---------- Information supplied ----------
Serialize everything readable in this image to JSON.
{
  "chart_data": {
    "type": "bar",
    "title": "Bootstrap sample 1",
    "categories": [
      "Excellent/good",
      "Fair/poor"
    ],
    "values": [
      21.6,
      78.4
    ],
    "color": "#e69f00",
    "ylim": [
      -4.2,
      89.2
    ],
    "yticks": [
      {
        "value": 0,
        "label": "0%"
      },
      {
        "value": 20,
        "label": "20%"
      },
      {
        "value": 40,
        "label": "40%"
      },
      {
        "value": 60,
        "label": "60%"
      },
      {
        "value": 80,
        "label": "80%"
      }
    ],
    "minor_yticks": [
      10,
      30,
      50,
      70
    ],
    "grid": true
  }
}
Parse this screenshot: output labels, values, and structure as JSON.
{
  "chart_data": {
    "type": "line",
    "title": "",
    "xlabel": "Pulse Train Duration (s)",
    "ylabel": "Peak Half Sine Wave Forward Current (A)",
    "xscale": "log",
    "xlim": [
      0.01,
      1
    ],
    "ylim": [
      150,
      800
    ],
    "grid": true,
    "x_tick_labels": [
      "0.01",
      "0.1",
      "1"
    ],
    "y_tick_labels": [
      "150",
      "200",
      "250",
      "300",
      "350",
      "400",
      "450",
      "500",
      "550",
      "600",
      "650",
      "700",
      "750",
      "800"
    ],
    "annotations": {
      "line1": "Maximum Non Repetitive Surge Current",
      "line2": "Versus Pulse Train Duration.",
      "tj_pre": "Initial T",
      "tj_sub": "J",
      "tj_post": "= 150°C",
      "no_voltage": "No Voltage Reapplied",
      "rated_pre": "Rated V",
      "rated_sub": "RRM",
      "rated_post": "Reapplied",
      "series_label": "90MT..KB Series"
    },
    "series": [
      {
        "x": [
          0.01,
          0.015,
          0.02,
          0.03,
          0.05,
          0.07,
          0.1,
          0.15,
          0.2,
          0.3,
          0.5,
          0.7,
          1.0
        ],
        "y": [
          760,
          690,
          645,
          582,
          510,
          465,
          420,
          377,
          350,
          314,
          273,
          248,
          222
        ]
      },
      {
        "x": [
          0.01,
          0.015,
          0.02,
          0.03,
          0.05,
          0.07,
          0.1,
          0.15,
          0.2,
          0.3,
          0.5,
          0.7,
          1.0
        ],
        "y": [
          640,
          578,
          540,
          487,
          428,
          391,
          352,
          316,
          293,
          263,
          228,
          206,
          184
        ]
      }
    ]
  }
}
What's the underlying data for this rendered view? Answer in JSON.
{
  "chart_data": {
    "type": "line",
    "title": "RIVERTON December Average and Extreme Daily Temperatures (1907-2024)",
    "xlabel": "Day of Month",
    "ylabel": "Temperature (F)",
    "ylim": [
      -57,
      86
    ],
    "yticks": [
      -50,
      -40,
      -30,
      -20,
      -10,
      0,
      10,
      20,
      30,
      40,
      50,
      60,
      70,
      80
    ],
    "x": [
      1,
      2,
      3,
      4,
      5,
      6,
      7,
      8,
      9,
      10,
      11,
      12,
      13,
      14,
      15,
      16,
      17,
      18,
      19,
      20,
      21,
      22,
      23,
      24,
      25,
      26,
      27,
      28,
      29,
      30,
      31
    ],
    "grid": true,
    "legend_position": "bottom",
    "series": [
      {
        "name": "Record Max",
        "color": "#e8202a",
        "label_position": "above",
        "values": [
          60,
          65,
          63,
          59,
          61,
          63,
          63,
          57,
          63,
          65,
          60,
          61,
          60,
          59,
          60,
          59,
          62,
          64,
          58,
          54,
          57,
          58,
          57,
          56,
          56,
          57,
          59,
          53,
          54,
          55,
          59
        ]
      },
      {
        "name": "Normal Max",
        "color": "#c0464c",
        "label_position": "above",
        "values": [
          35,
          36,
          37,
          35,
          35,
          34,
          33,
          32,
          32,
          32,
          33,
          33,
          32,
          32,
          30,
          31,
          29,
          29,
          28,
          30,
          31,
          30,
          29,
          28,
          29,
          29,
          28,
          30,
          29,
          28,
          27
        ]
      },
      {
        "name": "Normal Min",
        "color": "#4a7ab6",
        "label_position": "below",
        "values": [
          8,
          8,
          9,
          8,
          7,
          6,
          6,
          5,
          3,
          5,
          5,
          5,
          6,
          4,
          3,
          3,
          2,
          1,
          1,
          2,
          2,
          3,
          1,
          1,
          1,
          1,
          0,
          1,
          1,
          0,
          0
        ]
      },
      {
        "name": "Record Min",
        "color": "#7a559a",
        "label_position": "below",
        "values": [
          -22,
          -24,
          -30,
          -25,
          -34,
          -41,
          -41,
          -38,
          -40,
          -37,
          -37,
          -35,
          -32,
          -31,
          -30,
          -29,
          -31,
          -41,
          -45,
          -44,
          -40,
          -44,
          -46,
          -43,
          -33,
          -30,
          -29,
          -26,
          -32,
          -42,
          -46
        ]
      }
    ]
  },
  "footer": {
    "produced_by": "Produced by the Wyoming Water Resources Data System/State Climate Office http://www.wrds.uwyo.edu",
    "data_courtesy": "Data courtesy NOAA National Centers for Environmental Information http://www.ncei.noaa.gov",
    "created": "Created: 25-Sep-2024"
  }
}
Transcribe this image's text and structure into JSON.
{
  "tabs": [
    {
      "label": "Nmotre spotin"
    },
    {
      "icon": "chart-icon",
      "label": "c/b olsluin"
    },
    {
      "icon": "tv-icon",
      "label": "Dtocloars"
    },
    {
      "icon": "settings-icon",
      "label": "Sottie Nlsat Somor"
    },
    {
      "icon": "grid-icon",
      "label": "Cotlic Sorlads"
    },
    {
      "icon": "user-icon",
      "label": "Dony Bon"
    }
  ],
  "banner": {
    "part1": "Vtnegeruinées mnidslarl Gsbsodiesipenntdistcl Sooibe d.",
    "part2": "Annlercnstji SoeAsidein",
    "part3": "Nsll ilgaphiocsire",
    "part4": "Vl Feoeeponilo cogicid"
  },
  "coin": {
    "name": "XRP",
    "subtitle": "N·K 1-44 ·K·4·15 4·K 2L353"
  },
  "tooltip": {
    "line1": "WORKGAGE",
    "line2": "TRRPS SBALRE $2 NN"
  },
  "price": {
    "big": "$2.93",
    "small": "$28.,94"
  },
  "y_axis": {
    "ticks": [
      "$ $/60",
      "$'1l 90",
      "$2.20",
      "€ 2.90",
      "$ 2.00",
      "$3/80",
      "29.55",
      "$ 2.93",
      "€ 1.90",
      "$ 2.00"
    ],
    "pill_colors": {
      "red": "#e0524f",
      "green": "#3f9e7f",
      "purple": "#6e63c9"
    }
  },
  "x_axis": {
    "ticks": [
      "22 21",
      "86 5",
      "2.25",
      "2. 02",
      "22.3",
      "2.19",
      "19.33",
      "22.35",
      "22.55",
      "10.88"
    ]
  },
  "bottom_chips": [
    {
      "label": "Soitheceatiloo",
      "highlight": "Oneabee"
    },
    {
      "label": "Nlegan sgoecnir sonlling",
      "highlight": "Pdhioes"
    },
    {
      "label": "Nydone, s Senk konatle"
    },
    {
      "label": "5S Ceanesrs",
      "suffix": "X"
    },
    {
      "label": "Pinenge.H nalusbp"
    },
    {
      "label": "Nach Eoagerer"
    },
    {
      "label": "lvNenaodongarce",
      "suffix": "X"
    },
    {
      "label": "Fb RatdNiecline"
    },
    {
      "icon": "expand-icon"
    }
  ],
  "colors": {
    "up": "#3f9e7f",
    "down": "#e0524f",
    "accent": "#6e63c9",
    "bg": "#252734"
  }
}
----------
▶ Set problem: Your task is to retype all of the records exactly.

▶ Exercise output:
Serialize everything readable in this image to JSON.
{
  "chart_data": {
    "type": "bar",
    "title": "Bootstrap sample 1",
    "categories": [
      "Excellent/good",
      "Fair/poor"
    ],
    "values": [
      21.6,
      78.4
    ],
    "color": "#e69f00",
    "ylim": [
      -4.2,
      89.2
    ],
    "yticks": [
      {
        "value": 0,
        "label": "0%"
      },
      {
        "value": 20,
        "label": "20%"
      },
      {
        "value": 40,
        "label": "40%"
      },
      {
        "value": 60,
        "label": "60%"
      },
      {
        "value": 80,
        "label": "80%"
      }
    ],
    "minor_yticks": [
      10,
      30,
      50,
      70
    ],
    "grid": true
  }
}
Parse this screenshot: output labels, values, and structure as JSON.
{
  "chart_data": {
    "type": "line",
    "title": "",
    "xlabel": "Pulse Train Duration (s)",
    "ylabel": "Peak Half Sine Wave Forward Current (A)",
    "xscale": "log",
    "xlim": [
      0.01,
      1
    ],
    "ylim": [
      150,
      800
    ],
    "grid": true,
    "x_tick_labels": [
      "0.01",
      "0.1",
      "1"
    ],
    "y_tick_labels": [
      "150",
      "200",
      "250",
      "300",
      "350",
      "400",
      "450",
      "500",
      "550",
      "600",
      "650",
      "700",
      "750",
      "800"
    ],
    "annotations": {
      "line1": "Maximum Non Repetitive Surge Current",
      "line2": "Versus Pulse Train Duration.",
      "tj_pre": "Initial T",
      "tj_sub": "J",
      "tj_post": "= 150°C",
      "no_voltage": "No Voltage Reapplied",
      "rated_pre": "Rated V",
      "rated_sub": "RRM",
      "rated_post": "Reapplied",
      "series_label": "90MT..KB Series"
    },
    "series": [
      {
        "x": [
          0.01,
          0.015,
          0.02,
          0.03,
          0.05,
          0.07,
          0.1,
          0.15,
          0.2,
          0.3,
          0.5,
          0.7,
          1.0
        ],
        "y": [
          760,
          690,
          645,
          582,
          510,
          465,
          420,
          377,
          350,
          314,
          273,
          248,
          222
        ]
      },
      {
        "x": [
          0.01,
          0.015,
          0.02,
          0.03,
          0.05,
          0.07,
          0.1,
          0.15,
          0.2,
          0.3,
          0.5,
          0.7,
          1.0
        ],
        "y": [
          640,
          578,
          540,
          487,
          428,
          391,
          352,
          316,
          293,
          263,
          228,
          206,
          184
        ]
      }
    ]
  }
}
What's the underlying data for this rendered view? Answer in JSON.
{
  "chart_data": {
    "type": "line",
    "title": "RIVERTON December Average and Extreme Daily Temperatures (1907-2024)",
    "xlabel": "Day of Month",
    "ylabel": "Temperature (F)",
    "ylim": [
      -57,
      86
    ],
    "yticks": [
      -50,
      -40,
      -30,
      -20,
      -10,
      0,
      10,
      20,
      30,
      40,
      50,
      60,
      70,
      80
    ],
    "x": [
      1,
      2,
      3,
      4,
      5,
      6,
      7,
      8,
      9,
      10,
      11,
      12,
      13,
      14,
      15,
      16,
      17,
      18,
      19,
      20,
      21,
      22,
      23,
      24,
      25,
      26,
      27,
      28,
      29,
      30,
      31
    ],
    "grid": true,
    "legend_position": "bottom",
    "series": [
      {
        "name": "Record Max",
        "color": "#e8202a",
        "label_position": "above",
        "values": [
          60,
          65,
          63,
          59,
          61,
          63,
          63,
          57,
          63,
          65,
          60,
          61,
          60,
          59,
          60,
          59,
          62,
          64,
          58,
          54,
          57,
          58,
          57,
          56,
          56,
          57,
          59,
          53,
          54,
          55,
          59
        ]
      },
      {
        "name": "Normal Max",
        "color": "#c0464c",
        "label_position": "above",
        "values": [
          35,
          36,
          37,
          35,
          35,
          34,
          33,
          32,
          32,
          32,
          33,
          33,
          32,
          32,
          30,
          31,
          29,
          29,
          28,
          30,
          31,
          30,
          29,
          28,
          29,
          29,
          28,
          30,
          29,
          28,
          27
        ]
      },
      {
        "name": "Normal Min",
        "color": "#4a7ab6",
        "label_position": "below",
        "values": [
          8,
          8,
          9,
          8,
          7,
          6,
          6,
          5,
          3,
          5,
          5,
          5,
          6,
          4,
          3,
          3,
          2,
          1,
          1,
          2,
          2,
          3,
          1,
          1,
          1,
          1,
          0,
          1,
          1,
          0,
          0
        ]
      },
      {
        "name": "Record Min",
        "color": "#7a559a",
        "label_position": "below",
        "values": [
          -22,
          -24,
          -30,
          -25,
          -34,
          -41,
          -41,
          -38,
          -40,
          -37,
          -37,
          -35,
          -32,
          -31,
          -30,
          -29,
          -31,
          -41,
          -45,
          -44,
          -40,
          -44,
          -46,
          -43,
          -33,
          -30,
          -29,
          -26,
          -32,
          -42,
          -46
        ]
      }
    ]
  },
  "footer": {
    "produced_by": "Produced by the Wyoming Water Resources Data System/State Climate Office http://www.wrds.uwyo.edu",
    "data_courtesy": "Data courtesy NOAA National Centers for Environmental Information http://www.ncei.noaa.gov",
    "created": "Created: 25-Sep-2024"
  }
}
Transcribe this image's text and structure into JSON.
{
  "tabs": [
    {
      "label": "Nmotre spotin"
    },
    {
      "icon": "chart-icon",
      "label": "c/b olsluin"
    },
    {
      "icon": "tv-icon",
      "label": "Dtocloars"
    },
    {
      "icon": "settings-icon",
      "label": "Sottie Nlsat Somor"
    },
    {
      "icon": "grid-icon",
      "label": "Cotlic Sorlads"
    },
    {
      "icon": "user-icon",
      "label": "Dony Bon"
    }
  ],
  "banner": {
    "part1": "Vtnegeruinées mnidslarl Gsbsodiesipenntdistcl Sooibe d.",
    "part2": "Annlercnstji SoeAsidein",
    "part3": "Nsll ilgaphiocsire",
    "part4": "Vl Feoeeponilo cogicid"
  },
  "coin": {
    "name": "XRP",
    "subtitle": "N·K 1-44 ·K·4·15 4·K 2L353"
  },
  "tooltip": {
    "line1": "WORKGAGE",
    "line2": "TRRPS SBALRE $2 NN"
  },
  "price": {
    "big": "$2.93",
    "small": "$28.,94"
  },
  "y_axis": {
    "ticks": [
      "$ $/60",
      "$'1l 90",
      "$2.20",
      "€ 2.90",
      "$ 2.00",
      "$3/80",
      "29.55",
      "$ 2.93",
      "€ 1.90",
      "$ 2.00"
    ],
    "pill_colors": {
      "red": "#e0524f",
      "green": "#3f9e7f",
      "purple": "#6e63c9"
    }
  },
  "x_axis": {
    "ticks": [
      "22 21",
      "86 5",
      "2.25",
      "2. 02",
      "22.3",
      "2.19",
      "19.33",
      "22.35",
      "22.55",
      "10.88"
    ]
  },
  "bottom_chips": [
    {
      "label": "Soitheceatiloo",
      "highlight": "Oneabee"
    },
    {
      "label": "Nlegan sgoecnir sonlling",
      "highlight": "Pdhioes"
    },
    {
      "label": "Nydone, s Senk konatle"
    },
    {
      "label": "5S Ceanesrs",
      "suffix": "X"
    },
    {
      "label": "Pinenge.H nalusbp"
    },
    {
      "label": "Nach Eoagerer"
    },
    {
      "label": "lvNenaodongarce",
      "suffix": "X"
    },
    {
      "label": "Fb RatdNiecline"
    },
    {
      "icon": "expand-icon"
    }
  ],
  "colors": {
    "up": "#3f9e7f",
    "down": "#e0524f",
    "accent": "#6e63c9",
    "bg": "#252734"
  }
}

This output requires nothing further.